# What is needed:
Omit all pictures, then retype the data exactly as given.

+ + + + +

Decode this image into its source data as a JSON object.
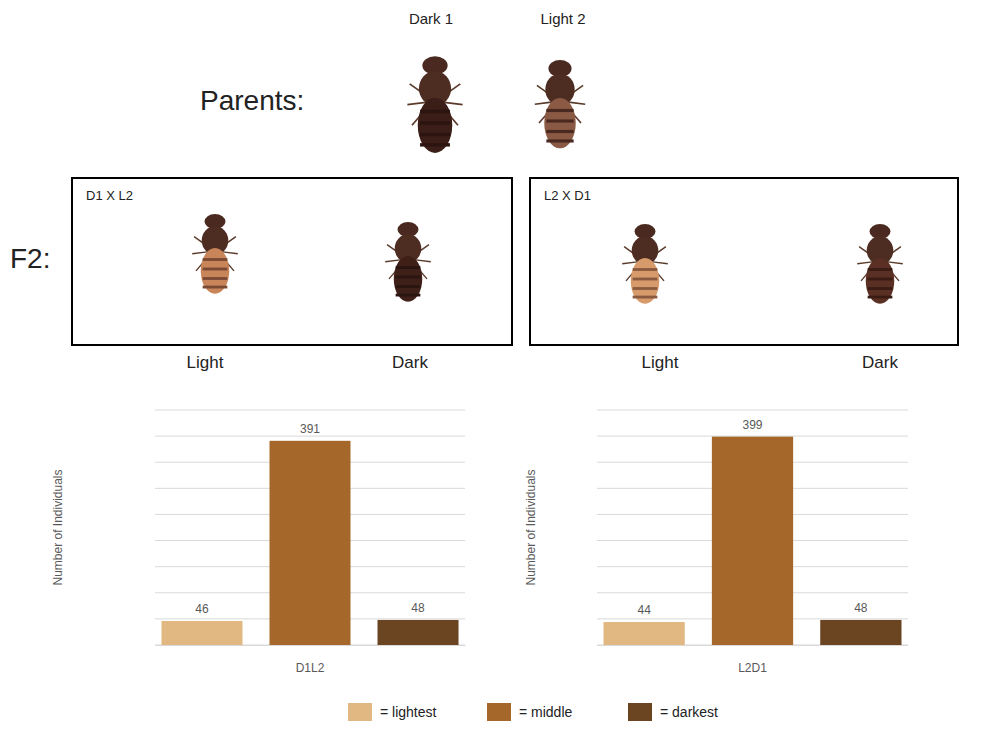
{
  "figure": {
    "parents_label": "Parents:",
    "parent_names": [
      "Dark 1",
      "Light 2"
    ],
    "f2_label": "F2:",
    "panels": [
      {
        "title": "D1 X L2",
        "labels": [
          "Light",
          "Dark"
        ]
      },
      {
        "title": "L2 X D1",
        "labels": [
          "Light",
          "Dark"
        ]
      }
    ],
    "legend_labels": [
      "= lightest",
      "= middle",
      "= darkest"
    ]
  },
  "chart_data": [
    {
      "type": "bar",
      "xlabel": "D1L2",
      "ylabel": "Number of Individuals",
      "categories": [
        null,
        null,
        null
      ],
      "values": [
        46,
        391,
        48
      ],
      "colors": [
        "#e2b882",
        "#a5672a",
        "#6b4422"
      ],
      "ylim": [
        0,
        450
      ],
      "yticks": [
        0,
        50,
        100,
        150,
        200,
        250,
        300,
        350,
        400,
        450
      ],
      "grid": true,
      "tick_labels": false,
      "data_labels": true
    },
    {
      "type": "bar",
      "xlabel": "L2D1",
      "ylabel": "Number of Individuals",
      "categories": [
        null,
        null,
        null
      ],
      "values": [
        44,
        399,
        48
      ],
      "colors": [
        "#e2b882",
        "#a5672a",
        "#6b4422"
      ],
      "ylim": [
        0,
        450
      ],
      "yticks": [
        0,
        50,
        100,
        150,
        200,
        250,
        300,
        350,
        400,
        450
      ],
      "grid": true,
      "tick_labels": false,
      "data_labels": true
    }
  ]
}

+ + + + +

# Result of the exercise:
Decode this image into its source data as a JSON object.
{
  "figure": {
    "parents_label": "Parents:",
    "parent_names": [
      "Dark 1",
      "Light 2"
    ],
    "f2_label": "F2:",
    "panels": [
      {
        "title": "D1 X L2",
        "labels": [
          "Light",
          "Dark"
        ]
      },
      {
        "title": "L2 X D1",
        "labels": [
          "Light",
          "Dark"
        ]
      }
    ],
    "legend_labels": [
      "= lightest",
      "= middle",
      "= darkest"
    ]
  },
  "chart_data": [
    {
      "type": "bar",
      "xlabel": "D1L2",
      "ylabel": "Number of Individuals",
      "categories": [
        null,
        null,
        null
      ],
      "values": [
        46,
        391,
        48
      ],
      "colors": [
        "#e2b882",
        "#a5672a",
        "#6b4422"
      ],
      "ylim": [
        0,
        450
      ],
      "yticks": [
        0,
        50,
        100,
        150,
        200,
        250,
        300,
        350,
        400,
        450
      ],
      "grid": true,
      "tick_labels": false,
      "data_labels": true
    },
    {
      "type": "bar",
      "xlabel": "L2D1",
      "ylabel": "Number of Individuals",
      "categories": [
        null,
        null,
        null
      ],
      "values": [
        44,
        399,
        48
      ],
      "colors": [
        "#e2b882",
        "#a5672a",
        "#6b4422"
      ],
      "ylim": [
        0,
        450
      ],
      "yticks": [
        0,
        50,
        100,
        150,
        200,
        250,
        300,
        350,
        400,
        450
      ],
      "grid": true,
      "tick_labels": false,
      "data_labels": true
    }
  ]
}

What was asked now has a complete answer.